WHAT YOU NEED TO DO ▸ Copy every line that mentions the word "page".

===== MATERIAL TO PROCESS =====

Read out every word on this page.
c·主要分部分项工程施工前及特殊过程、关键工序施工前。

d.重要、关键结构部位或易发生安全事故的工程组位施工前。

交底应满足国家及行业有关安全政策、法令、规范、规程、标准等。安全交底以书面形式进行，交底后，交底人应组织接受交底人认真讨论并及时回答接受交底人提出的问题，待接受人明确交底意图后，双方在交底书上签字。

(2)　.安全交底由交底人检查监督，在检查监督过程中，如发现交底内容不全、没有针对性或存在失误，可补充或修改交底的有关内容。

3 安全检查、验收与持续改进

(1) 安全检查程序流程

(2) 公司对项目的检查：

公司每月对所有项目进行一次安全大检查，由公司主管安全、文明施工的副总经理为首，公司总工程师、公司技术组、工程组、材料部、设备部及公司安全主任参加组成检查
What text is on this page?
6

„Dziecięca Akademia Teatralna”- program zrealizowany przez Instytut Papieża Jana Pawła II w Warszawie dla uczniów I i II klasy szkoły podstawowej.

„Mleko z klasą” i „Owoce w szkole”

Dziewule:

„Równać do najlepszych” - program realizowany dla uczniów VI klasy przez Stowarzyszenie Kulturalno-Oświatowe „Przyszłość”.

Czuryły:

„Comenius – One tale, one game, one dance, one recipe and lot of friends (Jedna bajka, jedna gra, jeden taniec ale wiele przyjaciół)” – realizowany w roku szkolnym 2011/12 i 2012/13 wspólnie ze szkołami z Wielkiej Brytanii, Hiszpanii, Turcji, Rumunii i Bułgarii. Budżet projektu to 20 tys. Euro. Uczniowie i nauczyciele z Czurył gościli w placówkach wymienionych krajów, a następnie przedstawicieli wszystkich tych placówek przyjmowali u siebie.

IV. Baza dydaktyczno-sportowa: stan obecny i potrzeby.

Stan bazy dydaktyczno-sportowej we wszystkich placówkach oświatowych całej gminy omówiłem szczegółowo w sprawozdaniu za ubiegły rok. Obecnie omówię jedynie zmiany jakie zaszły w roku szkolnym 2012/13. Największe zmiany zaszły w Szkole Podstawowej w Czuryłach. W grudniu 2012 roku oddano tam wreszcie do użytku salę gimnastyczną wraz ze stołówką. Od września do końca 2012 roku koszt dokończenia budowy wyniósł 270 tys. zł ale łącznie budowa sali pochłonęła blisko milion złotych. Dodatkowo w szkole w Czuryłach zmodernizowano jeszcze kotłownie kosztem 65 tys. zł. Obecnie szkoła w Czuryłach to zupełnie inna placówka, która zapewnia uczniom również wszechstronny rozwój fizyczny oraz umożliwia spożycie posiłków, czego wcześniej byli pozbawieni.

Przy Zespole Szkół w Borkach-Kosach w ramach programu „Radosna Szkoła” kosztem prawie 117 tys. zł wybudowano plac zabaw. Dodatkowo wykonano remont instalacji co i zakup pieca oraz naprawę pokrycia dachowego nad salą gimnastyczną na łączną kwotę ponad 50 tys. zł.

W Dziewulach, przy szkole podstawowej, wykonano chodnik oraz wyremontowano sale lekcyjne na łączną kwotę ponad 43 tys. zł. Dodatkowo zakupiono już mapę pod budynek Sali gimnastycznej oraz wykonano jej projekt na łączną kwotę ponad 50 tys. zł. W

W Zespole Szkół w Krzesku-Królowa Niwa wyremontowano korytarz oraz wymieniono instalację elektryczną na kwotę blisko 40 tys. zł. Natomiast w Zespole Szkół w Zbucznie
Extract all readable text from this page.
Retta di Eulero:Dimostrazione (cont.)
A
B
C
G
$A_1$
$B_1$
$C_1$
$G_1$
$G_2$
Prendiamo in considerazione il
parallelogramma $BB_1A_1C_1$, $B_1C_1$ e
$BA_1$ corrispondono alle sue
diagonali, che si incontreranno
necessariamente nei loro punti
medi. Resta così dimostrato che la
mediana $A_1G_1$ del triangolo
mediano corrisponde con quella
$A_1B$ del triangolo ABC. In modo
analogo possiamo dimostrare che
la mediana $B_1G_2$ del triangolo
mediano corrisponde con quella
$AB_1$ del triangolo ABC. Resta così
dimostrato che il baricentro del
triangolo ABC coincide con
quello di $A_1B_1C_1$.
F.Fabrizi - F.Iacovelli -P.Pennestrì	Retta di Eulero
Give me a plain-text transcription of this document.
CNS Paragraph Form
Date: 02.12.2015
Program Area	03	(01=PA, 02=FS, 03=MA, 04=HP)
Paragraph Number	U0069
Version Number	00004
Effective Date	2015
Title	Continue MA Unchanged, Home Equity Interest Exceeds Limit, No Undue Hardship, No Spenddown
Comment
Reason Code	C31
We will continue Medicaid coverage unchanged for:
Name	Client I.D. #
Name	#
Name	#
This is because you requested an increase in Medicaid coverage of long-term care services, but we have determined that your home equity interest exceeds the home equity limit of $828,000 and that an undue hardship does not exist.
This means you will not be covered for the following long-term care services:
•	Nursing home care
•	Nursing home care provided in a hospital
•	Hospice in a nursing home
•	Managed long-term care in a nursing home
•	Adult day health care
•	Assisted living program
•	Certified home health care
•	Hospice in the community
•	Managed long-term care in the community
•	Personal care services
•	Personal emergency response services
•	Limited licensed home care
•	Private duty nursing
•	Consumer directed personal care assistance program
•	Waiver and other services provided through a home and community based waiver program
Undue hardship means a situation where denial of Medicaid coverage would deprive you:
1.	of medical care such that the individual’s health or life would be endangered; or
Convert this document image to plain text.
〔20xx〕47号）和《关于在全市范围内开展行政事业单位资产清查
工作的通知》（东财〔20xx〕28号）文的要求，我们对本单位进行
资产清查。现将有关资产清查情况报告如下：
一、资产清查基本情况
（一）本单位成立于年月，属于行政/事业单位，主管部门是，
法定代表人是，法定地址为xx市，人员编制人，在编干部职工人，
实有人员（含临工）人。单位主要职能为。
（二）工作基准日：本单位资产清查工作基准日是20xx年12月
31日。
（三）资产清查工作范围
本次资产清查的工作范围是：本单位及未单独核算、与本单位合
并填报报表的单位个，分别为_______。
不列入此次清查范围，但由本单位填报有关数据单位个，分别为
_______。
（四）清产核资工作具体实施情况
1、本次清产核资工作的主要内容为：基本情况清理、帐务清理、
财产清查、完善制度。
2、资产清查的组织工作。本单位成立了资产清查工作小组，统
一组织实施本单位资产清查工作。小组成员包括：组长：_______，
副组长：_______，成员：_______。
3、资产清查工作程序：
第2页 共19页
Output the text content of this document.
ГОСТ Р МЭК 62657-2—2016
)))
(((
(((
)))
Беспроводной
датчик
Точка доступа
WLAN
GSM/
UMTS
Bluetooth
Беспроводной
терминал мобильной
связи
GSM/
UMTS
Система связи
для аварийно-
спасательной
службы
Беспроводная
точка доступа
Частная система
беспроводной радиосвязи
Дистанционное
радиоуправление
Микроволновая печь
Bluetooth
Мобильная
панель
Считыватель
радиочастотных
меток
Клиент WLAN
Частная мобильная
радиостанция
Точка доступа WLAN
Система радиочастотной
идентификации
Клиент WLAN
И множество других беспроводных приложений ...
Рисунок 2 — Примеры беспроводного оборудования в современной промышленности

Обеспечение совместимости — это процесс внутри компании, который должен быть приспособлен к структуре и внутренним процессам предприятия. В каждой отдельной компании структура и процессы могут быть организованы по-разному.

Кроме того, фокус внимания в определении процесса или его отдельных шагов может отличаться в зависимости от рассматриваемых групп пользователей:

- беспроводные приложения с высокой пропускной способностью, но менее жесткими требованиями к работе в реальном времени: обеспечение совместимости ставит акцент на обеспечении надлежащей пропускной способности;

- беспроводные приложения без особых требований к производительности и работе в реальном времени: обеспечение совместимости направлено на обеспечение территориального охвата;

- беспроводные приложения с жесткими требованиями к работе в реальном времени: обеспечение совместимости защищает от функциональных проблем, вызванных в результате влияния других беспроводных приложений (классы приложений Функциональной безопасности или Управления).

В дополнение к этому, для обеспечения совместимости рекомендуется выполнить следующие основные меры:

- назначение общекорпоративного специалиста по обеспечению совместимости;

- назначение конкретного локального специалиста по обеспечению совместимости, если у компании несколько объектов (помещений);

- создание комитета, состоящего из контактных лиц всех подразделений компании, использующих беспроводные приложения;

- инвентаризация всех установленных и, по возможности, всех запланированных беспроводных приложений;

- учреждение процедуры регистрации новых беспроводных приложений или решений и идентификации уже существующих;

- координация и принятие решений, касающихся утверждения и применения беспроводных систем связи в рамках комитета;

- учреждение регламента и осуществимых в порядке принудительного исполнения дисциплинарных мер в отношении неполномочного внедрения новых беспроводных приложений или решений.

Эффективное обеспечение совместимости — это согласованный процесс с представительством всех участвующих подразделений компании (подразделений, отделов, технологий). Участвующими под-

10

=====

RESULT OF THIS TASK ▸
Read out every word on this page.
What text is on this page?
Extract all readable text from this page.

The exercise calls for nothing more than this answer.